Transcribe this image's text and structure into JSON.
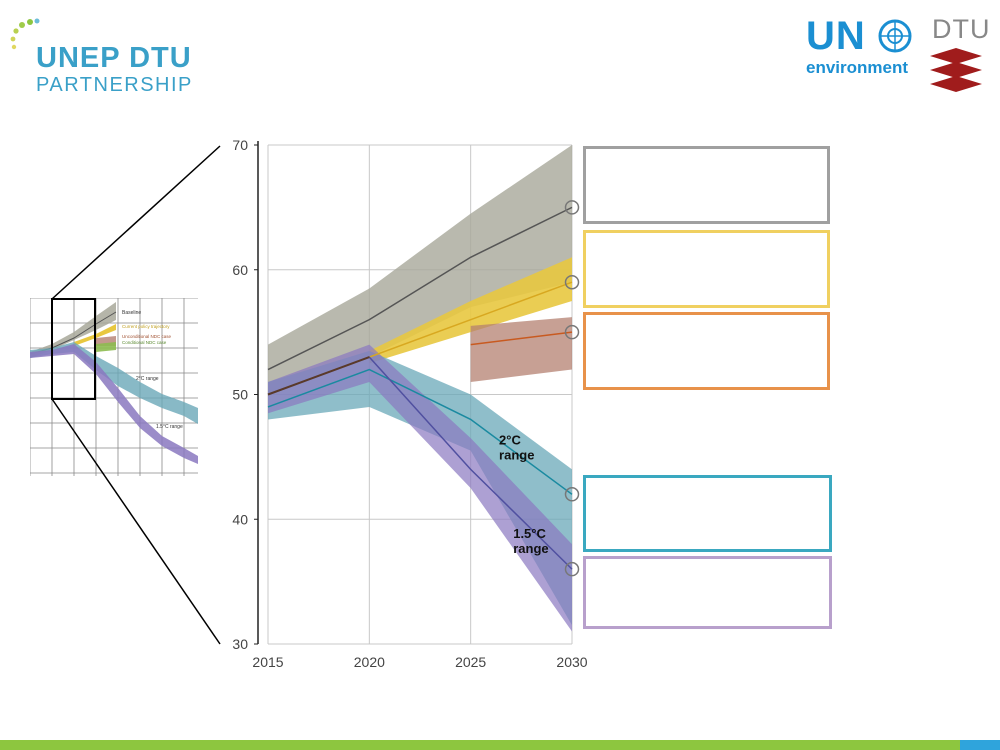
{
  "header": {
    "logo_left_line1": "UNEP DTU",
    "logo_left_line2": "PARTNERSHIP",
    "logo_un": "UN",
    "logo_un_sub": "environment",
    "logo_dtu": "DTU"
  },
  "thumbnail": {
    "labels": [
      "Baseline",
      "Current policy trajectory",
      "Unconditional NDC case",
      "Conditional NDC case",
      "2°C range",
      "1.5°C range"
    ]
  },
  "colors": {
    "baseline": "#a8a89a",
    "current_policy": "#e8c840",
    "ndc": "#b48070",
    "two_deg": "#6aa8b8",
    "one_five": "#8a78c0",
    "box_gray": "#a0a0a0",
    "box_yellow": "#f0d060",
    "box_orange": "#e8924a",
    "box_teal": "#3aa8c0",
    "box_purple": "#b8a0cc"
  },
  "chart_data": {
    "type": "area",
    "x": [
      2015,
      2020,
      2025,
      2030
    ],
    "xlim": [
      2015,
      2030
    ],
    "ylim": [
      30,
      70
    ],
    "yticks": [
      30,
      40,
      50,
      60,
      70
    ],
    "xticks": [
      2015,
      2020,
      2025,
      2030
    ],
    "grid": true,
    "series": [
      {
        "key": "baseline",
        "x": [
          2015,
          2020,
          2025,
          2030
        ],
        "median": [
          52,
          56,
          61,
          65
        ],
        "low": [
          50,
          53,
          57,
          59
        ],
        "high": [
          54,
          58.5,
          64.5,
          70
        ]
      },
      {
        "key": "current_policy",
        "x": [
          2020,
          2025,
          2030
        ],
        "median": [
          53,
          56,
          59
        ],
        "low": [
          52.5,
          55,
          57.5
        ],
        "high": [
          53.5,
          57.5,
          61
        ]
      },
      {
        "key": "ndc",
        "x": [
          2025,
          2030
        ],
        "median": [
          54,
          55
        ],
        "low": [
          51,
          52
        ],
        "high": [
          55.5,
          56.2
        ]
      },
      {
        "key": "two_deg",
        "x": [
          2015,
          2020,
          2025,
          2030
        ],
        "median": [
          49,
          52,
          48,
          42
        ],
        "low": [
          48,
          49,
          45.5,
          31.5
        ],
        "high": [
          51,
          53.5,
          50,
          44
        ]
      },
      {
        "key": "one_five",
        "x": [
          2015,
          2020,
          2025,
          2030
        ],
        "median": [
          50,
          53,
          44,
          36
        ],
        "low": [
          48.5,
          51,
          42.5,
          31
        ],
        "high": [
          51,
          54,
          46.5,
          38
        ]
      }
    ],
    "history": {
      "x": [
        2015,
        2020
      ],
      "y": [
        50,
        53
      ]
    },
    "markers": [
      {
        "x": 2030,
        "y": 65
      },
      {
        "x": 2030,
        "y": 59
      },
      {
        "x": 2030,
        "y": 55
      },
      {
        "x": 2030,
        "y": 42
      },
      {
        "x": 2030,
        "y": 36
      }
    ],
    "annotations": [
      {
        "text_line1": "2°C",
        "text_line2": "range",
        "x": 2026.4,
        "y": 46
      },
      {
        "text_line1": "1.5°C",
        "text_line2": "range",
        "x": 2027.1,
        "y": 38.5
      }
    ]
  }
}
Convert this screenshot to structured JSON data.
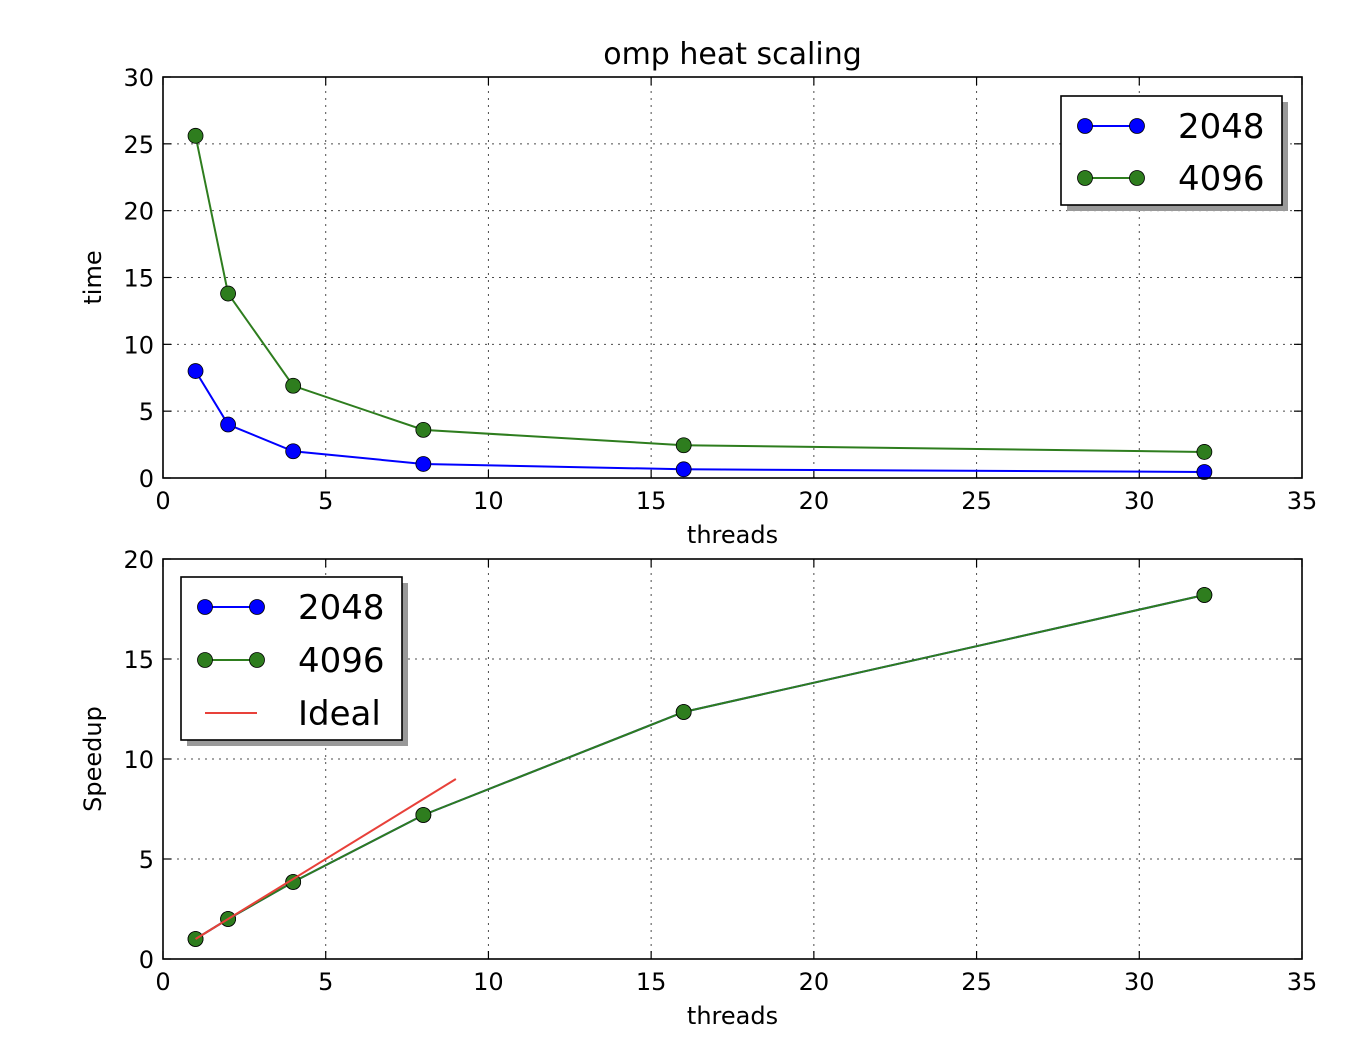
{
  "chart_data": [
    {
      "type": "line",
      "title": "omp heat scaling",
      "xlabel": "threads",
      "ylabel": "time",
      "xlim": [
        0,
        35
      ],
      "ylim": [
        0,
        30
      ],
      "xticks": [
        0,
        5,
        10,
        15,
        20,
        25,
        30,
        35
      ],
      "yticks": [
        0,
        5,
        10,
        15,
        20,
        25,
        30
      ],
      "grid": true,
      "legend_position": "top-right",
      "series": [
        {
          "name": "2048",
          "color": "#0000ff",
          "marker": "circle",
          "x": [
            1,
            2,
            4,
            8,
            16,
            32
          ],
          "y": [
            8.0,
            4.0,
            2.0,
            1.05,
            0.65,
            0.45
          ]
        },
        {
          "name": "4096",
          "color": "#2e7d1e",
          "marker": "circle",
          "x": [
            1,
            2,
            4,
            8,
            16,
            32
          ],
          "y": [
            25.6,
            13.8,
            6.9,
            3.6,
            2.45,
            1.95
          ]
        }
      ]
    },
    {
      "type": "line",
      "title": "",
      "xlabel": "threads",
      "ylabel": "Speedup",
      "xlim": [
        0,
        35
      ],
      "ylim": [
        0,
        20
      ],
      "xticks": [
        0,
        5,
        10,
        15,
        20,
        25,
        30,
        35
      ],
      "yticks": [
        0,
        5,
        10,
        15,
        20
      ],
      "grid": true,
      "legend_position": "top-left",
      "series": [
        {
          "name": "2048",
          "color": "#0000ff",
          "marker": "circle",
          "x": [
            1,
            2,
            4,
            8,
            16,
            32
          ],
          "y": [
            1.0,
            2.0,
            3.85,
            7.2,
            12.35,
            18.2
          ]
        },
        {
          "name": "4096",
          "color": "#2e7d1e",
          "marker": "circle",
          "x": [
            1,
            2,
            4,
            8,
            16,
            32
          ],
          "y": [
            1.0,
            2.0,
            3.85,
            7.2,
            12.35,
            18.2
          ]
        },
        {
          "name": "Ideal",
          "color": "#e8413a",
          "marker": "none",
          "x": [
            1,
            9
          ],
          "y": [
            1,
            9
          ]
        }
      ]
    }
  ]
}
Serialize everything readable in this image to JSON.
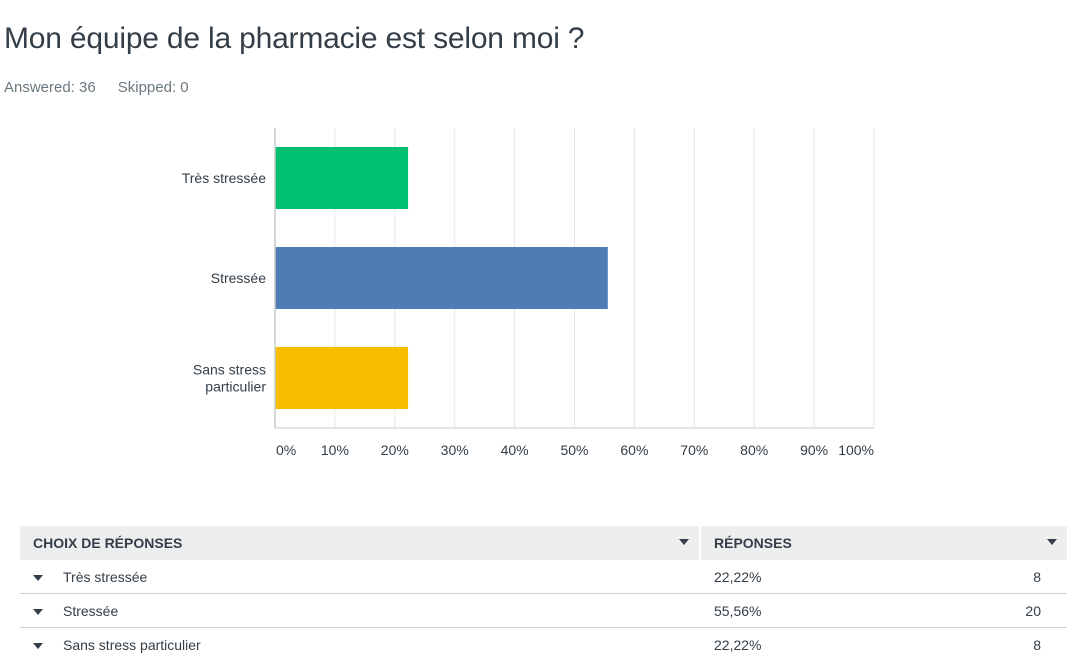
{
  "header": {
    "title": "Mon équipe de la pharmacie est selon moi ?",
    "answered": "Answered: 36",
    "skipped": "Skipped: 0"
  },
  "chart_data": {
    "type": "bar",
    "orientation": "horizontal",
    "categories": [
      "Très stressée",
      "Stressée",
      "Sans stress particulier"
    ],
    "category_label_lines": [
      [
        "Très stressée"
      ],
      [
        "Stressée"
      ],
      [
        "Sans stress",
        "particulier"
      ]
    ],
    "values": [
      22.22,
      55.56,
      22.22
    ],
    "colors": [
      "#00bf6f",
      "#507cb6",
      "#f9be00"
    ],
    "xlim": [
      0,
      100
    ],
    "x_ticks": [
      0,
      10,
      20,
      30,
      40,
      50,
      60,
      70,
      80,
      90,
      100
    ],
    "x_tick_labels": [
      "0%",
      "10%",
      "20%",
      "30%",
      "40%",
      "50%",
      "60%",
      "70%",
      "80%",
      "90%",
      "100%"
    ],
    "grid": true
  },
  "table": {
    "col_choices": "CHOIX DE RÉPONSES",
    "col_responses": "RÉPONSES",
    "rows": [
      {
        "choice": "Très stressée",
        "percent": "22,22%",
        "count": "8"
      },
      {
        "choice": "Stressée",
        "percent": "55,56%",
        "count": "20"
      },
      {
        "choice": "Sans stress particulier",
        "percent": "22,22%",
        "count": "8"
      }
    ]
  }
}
_ _ _ _ _ _ _
DIRECTION: From the listing above, print every entry precisely and drop the pictures.

IN RESPONSE:
Transcribe this image's text and structure into JSON.
{
  "header": {
    "logo_left_line1": "UNEP DTU",
    "logo_left_line2": "PARTNERSHIP",
    "logo_un": "UN",
    "logo_un_sub": "environment",
    "logo_dtu": "DTU"
  },
  "thumbnail": {
    "labels": [
      "Baseline",
      "Current policy trajectory",
      "Unconditional NDC case",
      "Conditional NDC case",
      "2°C range",
      "1.5°C range"
    ]
  },
  "colors": {
    "baseline": "#a8a89a",
    "current_policy": "#e8c840",
    "ndc": "#b48070",
    "two_deg": "#6aa8b8",
    "one_five": "#8a78c0",
    "box_gray": "#a0a0a0",
    "box_yellow": "#f0d060",
    "box_orange": "#e8924a",
    "box_teal": "#3aa8c0",
    "box_purple": "#b8a0cc"
  },
  "chart_data": {
    "type": "area",
    "x": [
      2015,
      2020,
      2025,
      2030
    ],
    "xlim": [
      2015,
      2030
    ],
    "ylim": [
      30,
      70
    ],
    "yticks": [
      30,
      40,
      50,
      60,
      70
    ],
    "xticks": [
      2015,
      2020,
      2025,
      2030
    ],
    "grid": true,
    "series": [
      {
        "key": "baseline",
        "x": [
          2015,
          2020,
          2025,
          2030
        ],
        "median": [
          52,
          56,
          61,
          65
        ],
        "low": [
          50,
          53,
          57,
          59
        ],
        "high": [
          54,
          58.5,
          64.5,
          70
        ]
      },
      {
        "key": "current_policy",
        "x": [
          2020,
          2025,
          2030
        ],
        "median": [
          53,
          56,
          59
        ],
        "low": [
          52.5,
          55,
          57.5
        ],
        "high": [
          53.5,
          57.5,
          61
        ]
      },
      {
        "key": "ndc",
        "x": [
          2025,
          2030
        ],
        "median": [
          54,
          55
        ],
        "low": [
          51,
          52
        ],
        "high": [
          55.5,
          56.2
        ]
      },
      {
        "key": "two_deg",
        "x": [
          2015,
          2020,
          2025,
          2030
        ],
        "median": [
          49,
          52,
          48,
          42
        ],
        "low": [
          48,
          49,
          45.5,
          31.5
        ],
        "high": [
          51,
          53.5,
          50,
          44
        ]
      },
      {
        "key": "one_five",
        "x": [
          2015,
          2020,
          2025,
          2030
        ],
        "median": [
          50,
          53,
          44,
          36
        ],
        "low": [
          48.5,
          51,
          42.5,
          31
        ],
        "high": [
          51,
          54,
          46.5,
          38
        ]
      }
    ],
    "history": {
      "x": [
        2015,
        2020
      ],
      "y": [
        50,
        53
      ]
    },
    "markers": [
      {
        "x": 2030,
        "y": 65
      },
      {
        "x": 2030,
        "y": 59
      },
      {
        "x": 2030,
        "y": 55
      },
      {
        "x": 2030,
        "y": 42
      },
      {
        "x": 2030,
        "y": 36
      }
    ],
    "annotations": [
      {
        "text_line1": "2°C",
        "text_line2": "range",
        "x": 2026.4,
        "y": 46
      },
      {
        "text_line1": "1.5°C",
        "text_line2": "range",
        "x": 2027.1,
        "y": 38.5
      }
    ]
  }
}
Convert this screenshot to structured JSON data.
{
  "chart_data": [
    {
      "type": "line",
      "title": "omp heat scaling",
      "xlabel": "threads",
      "ylabel": "time",
      "xlim": [
        0,
        35
      ],
      "ylim": [
        0,
        30
      ],
      "xticks": [
        0,
        5,
        10,
        15,
        20,
        25,
        30,
        35
      ],
      "yticks": [
        0,
        5,
        10,
        15,
        20,
        25,
        30
      ],
      "grid": true,
      "legend_position": "top-right",
      "series": [
        {
          "name": "2048",
          "color": "#0000ff",
          "marker": "circle",
          "x": [
            1,
            2,
            4,
            8,
            16,
            32
          ],
          "y": [
            8.0,
            4.0,
            2.0,
            1.05,
            0.65,
            0.45
          ]
        },
        {
          "name": "4096",
          "color": "#2e7d1e",
          "marker": "circle",
          "x": [
            1,
            2,
            4,
            8,
            16,
            32
          ],
          "y": [
            25.6,
            13.8,
            6.9,
            3.6,
            2.45,
            1.95
          ]
        }
      ]
    },
    {
      "type": "line",
      "title": "",
      "xlabel": "threads",
      "ylabel": "Speedup",
      "xlim": [
        0,
        35
      ],
      "ylim": [
        0,
        20
      ],
      "xticks": [
        0,
        5,
        10,
        15,
        20,
        25,
        30,
        35
      ],
      "yticks": [
        0,
        5,
        10,
        15,
        20
      ],
      "grid": true,
      "legend_position": "top-left",
      "series": [
        {
          "name": "2048",
          "color": "#0000ff",
          "marker": "circle",
          "x": [
            1,
            2,
            4,
            8,
            16,
            32
          ],
          "y": [
            1.0,
            2.0,
            3.85,
            7.2,
            12.35,
            18.2
          ]
        },
        {
          "name": "4096",
          "color": "#2e7d1e",
          "marker": "circle",
          "x": [
            1,
            2,
            4,
            8,
            16,
            32
          ],
          "y": [
            1.0,
            2.0,
            3.85,
            7.2,
            12.35,
            18.2
          ]
        },
        {
          "name": "Ideal",
          "color": "#e8413a",
          "marker": "none",
          "x": [
            1,
            9
          ],
          "y": [
            1,
            9
          ]
        }
      ]
    }
  ]
}
Serialize everything readable in this image to JSON.
{
  "header": {
    "title": "Mon équipe de la pharmacie est selon moi ?",
    "answered": "Answered: 36",
    "skipped": "Skipped: 0"
  },
  "chart_data": {
    "type": "bar",
    "orientation": "horizontal",
    "categories": [
      "Très stressée",
      "Stressée",
      "Sans stress particulier"
    ],
    "category_label_lines": [
      [
        "Très stressée"
      ],
      [
        "Stressée"
      ],
      [
        "Sans stress",
        "particulier"
      ]
    ],
    "values": [
      22.22,
      55.56,
      22.22
    ],
    "colors": [
      "#00bf6f",
      "#507cb6",
      "#f9be00"
    ],
    "xlim": [
      0,
      100
    ],
    "x_ticks": [
      0,
      10,
      20,
      30,
      40,
      50,
      60,
      70,
      80,
      90,
      100
    ],
    "x_tick_labels": [
      "0%",
      "10%",
      "20%",
      "30%",
      "40%",
      "50%",
      "60%",
      "70%",
      "80%",
      "90%",
      "100%"
    ],
    "grid": true
  },
  "table": {
    "col_choices": "CHOIX DE RÉPONSES",
    "col_responses": "RÉPONSES",
    "rows": [
      {
        "choice": "Très stressée",
        "percent": "22,22%",
        "count": "8"
      },
      {
        "choice": "Stressée",
        "percent": "55,56%",
        "count": "20"
      },
      {
        "choice": "Sans stress particulier",
        "percent": "22,22%",
        "count": "8"
      }
    ]
  }
}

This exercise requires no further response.